- [TASK INSTRUCTIONS] Will you quote only the lines starting at the one that contains "Read all visible content and emit it as JSON." and ending with the last line of the listing below, inclusive?

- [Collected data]
+++

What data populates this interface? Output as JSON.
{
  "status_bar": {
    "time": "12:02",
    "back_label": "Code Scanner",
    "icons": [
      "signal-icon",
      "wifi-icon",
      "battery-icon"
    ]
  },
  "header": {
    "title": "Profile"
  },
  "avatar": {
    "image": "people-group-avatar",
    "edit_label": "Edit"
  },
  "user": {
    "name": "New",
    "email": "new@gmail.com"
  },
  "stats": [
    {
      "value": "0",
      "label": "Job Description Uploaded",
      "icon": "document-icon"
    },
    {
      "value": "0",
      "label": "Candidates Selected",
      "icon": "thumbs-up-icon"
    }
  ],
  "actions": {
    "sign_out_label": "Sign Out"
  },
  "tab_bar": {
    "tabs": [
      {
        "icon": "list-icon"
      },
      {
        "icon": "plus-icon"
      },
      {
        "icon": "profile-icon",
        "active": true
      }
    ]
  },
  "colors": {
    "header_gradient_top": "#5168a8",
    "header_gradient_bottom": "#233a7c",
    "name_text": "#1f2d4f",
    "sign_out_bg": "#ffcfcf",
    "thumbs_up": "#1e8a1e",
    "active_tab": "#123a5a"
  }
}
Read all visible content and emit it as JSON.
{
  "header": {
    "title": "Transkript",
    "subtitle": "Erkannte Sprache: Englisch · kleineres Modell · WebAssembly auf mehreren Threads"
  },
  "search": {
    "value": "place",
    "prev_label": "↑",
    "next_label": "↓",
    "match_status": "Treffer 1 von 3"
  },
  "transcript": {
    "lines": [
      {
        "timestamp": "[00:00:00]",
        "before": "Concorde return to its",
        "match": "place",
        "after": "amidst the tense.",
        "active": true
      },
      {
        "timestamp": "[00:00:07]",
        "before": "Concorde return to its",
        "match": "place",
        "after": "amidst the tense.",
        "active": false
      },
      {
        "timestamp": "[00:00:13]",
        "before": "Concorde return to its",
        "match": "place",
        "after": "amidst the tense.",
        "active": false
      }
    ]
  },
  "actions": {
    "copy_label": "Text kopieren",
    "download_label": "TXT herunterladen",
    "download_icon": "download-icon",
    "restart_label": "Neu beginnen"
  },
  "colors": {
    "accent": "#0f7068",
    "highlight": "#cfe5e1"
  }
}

+++

- [EXERCISE SOLUTION]
Read all visible content and emit it as JSON.
{
  "header": {
    "title": "Transkript",
    "subtitle": "Erkannte Sprache: Englisch · kleineres Modell · WebAssembly auf mehreren Threads"
  },
  "search": {
    "value": "place",
    "prev_label": "↑",
    "next_label": "↓",
    "match_status": "Treffer 1 von 3"
  },
  "transcript": {
    "lines": [
      {
        "timestamp": "[00:00:00]",
        "before": "Concorde return to its",
        "match": "place",
        "after": "amidst the tense.",
        "active": true
      },
      {
        "timestamp": "[00:00:07]",
        "before": "Concorde return to its",
        "match": "place",
        "after": "amidst the tense.",
        "active": false
      },
      {
        "timestamp": "[00:00:13]",
        "before": "Concorde return to its",
        "match": "place",
        "after": "amidst the tense.",
        "active": false
      }
    ]
  },
  "actions": {
    "copy_label": "Text kopieren",
    "download_label": "TXT herunterladen",
    "download_icon": "download-icon",
    "restart_label": "Neu beginnen"
  },
  "colors": {
    "accent": "#0f7068",
    "highlight": "#cfe5e1"
  }
}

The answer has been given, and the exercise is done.